» What the exercise asks
The records below must be transcribed exactly. Do not include the pictures.

(Figure record listings)
******

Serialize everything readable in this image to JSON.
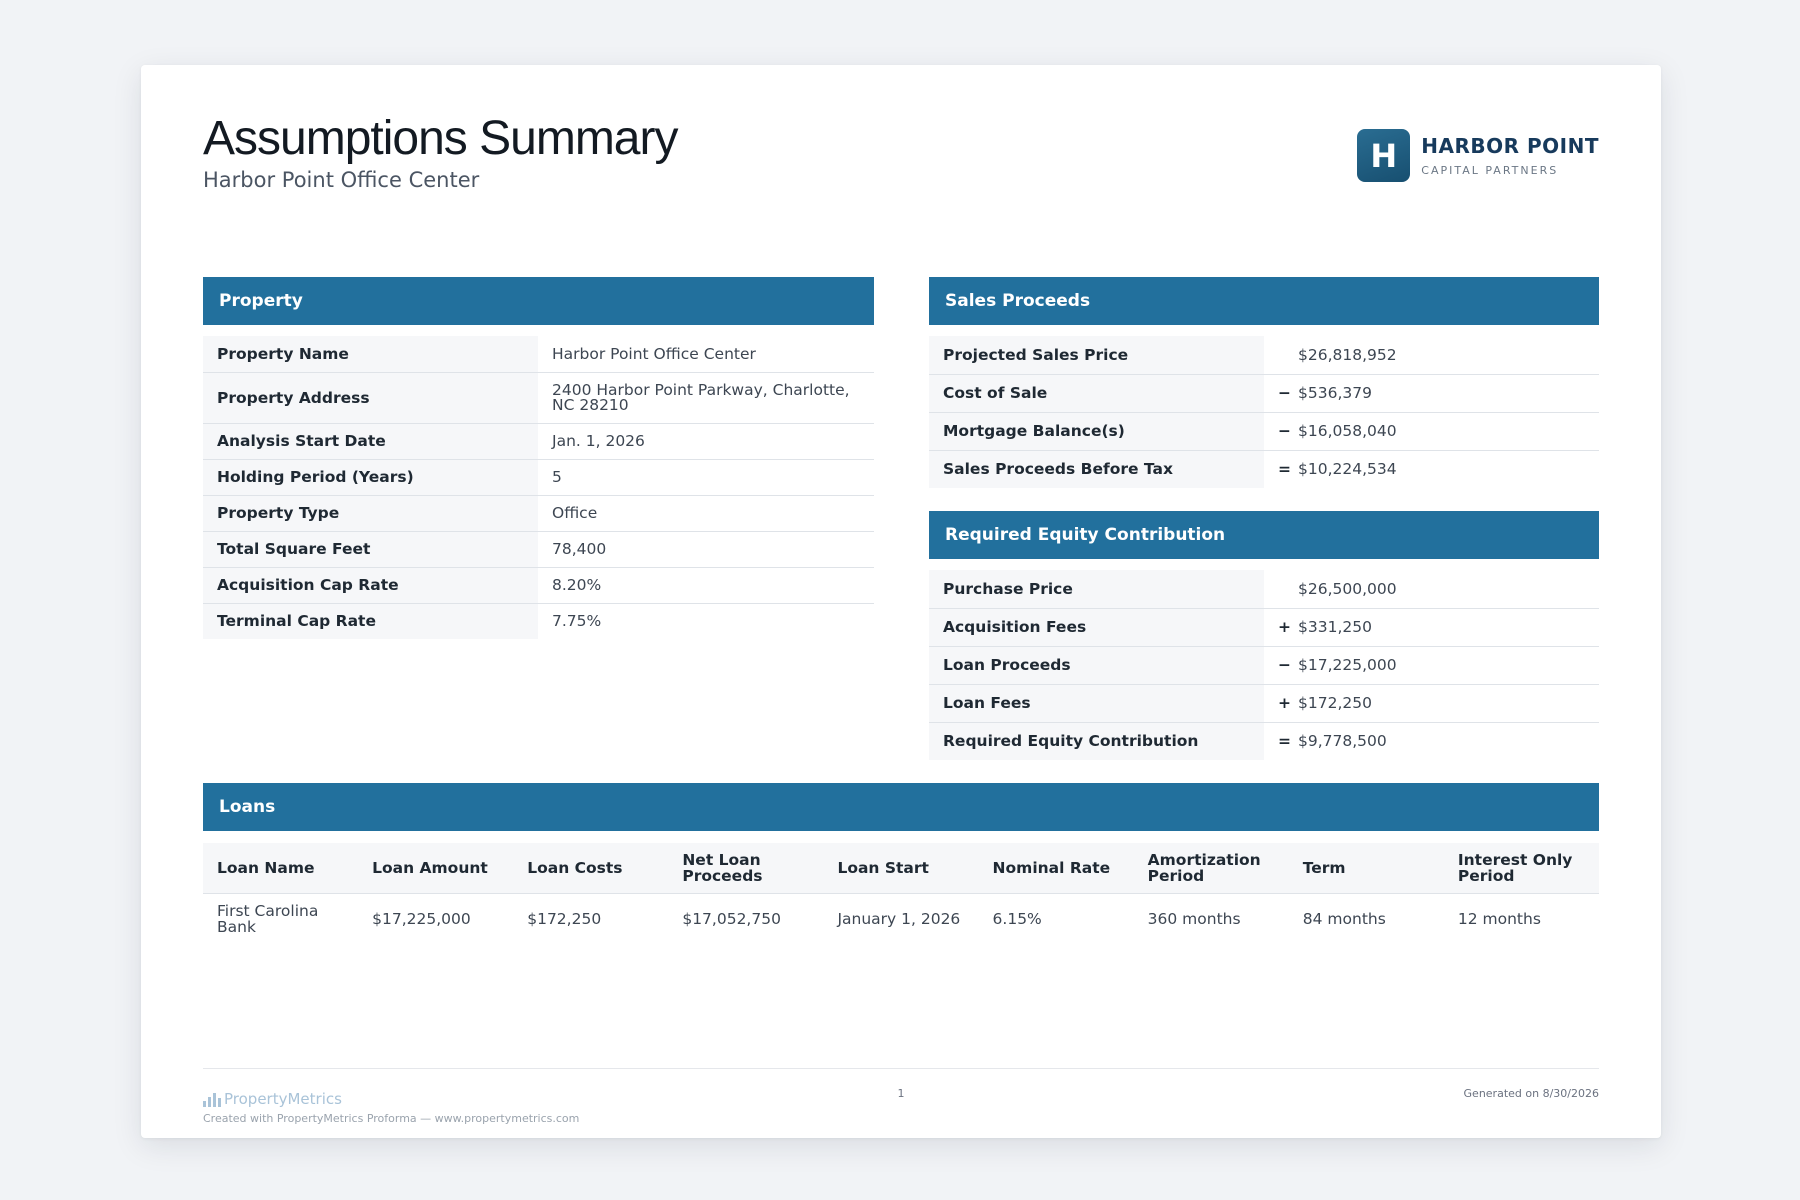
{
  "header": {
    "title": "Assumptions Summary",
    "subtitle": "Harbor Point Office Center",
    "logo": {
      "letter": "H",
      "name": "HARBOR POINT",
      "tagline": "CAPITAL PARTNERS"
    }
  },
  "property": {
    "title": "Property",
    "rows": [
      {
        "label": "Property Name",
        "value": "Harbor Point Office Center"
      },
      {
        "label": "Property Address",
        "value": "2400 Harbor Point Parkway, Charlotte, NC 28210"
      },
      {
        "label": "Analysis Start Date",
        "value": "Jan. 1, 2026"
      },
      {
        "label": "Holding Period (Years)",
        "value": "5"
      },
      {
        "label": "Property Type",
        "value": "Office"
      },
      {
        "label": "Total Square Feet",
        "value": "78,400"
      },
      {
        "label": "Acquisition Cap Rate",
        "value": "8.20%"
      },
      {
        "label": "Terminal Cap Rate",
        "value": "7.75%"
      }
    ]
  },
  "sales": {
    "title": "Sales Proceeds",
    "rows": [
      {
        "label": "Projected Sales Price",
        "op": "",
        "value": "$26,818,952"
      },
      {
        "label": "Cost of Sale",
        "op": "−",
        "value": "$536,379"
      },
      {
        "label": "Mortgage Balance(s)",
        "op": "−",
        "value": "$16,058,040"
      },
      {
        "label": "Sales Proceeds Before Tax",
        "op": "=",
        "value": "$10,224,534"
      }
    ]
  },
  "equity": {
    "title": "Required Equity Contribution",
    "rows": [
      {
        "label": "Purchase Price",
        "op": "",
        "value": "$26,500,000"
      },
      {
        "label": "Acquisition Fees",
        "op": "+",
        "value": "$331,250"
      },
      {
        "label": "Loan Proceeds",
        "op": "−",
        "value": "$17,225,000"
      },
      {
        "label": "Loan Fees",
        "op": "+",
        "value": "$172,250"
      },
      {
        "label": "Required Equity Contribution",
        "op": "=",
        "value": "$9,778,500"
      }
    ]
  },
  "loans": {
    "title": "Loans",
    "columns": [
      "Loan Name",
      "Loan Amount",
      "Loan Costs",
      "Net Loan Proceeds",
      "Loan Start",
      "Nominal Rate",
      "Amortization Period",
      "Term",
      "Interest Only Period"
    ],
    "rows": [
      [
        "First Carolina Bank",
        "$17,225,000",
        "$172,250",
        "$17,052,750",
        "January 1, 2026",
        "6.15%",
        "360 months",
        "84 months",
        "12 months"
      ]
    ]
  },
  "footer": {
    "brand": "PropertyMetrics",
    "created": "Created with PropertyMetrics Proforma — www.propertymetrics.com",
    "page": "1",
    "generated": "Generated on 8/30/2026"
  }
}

******

» Full output
Serialize everything readable in this image to JSON.
{
  "header": {
    "title": "Assumptions Summary",
    "subtitle": "Harbor Point Office Center",
    "logo": {
      "letter": "H",
      "name": "HARBOR POINT",
      "tagline": "CAPITAL PARTNERS"
    }
  },
  "property": {
    "title": "Property",
    "rows": [
      {
        "label": "Property Name",
        "value": "Harbor Point Office Center"
      },
      {
        "label": "Property Address",
        "value": "2400 Harbor Point Parkway, Charlotte, NC 28210"
      },
      {
        "label": "Analysis Start Date",
        "value": "Jan. 1, 2026"
      },
      {
        "label": "Holding Period (Years)",
        "value": "5"
      },
      {
        "label": "Property Type",
        "value": "Office"
      },
      {
        "label": "Total Square Feet",
        "value": "78,400"
      },
      {
        "label": "Acquisition Cap Rate",
        "value": "8.20%"
      },
      {
        "label": "Terminal Cap Rate",
        "value": "7.75%"
      }
    ]
  },
  "sales": {
    "title": "Sales Proceeds",
    "rows": [
      {
        "label": "Projected Sales Price",
        "op": "",
        "value": "$26,818,952"
      },
      {
        "label": "Cost of Sale",
        "op": "−",
        "value": "$536,379"
      },
      {
        "label": "Mortgage Balance(s)",
        "op": "−",
        "value": "$16,058,040"
      },
      {
        "label": "Sales Proceeds Before Tax",
        "op": "=",
        "value": "$10,224,534"
      }
    ]
  },
  "equity": {
    "title": "Required Equity Contribution",
    "rows": [
      {
        "label": "Purchase Price",
        "op": "",
        "value": "$26,500,000"
      },
      {
        "label": "Acquisition Fees",
        "op": "+",
        "value": "$331,250"
      },
      {
        "label": "Loan Proceeds",
        "op": "−",
        "value": "$17,225,000"
      },
      {
        "label": "Loan Fees",
        "op": "+",
        "value": "$172,250"
      },
      {
        "label": "Required Equity Contribution",
        "op": "=",
        "value": "$9,778,500"
      }
    ]
  },
  "loans": {
    "title": "Loans",
    "columns": [
      "Loan Name",
      "Loan Amount",
      "Loan Costs",
      "Net Loan Proceeds",
      "Loan Start",
      "Nominal Rate",
      "Amortization Period",
      "Term",
      "Interest Only Period"
    ],
    "rows": [
      [
        "First Carolina Bank",
        "$17,225,000",
        "$172,250",
        "$17,052,750",
        "January 1, 2026",
        "6.15%",
        "360 months",
        "84 months",
        "12 months"
      ]
    ]
  },
  "footer": {
    "brand": "PropertyMetrics",
    "created": "Created with PropertyMetrics Proforma — www.propertymetrics.com",
    "page": "1",
    "generated": "Generated on 8/30/2026"
  }
}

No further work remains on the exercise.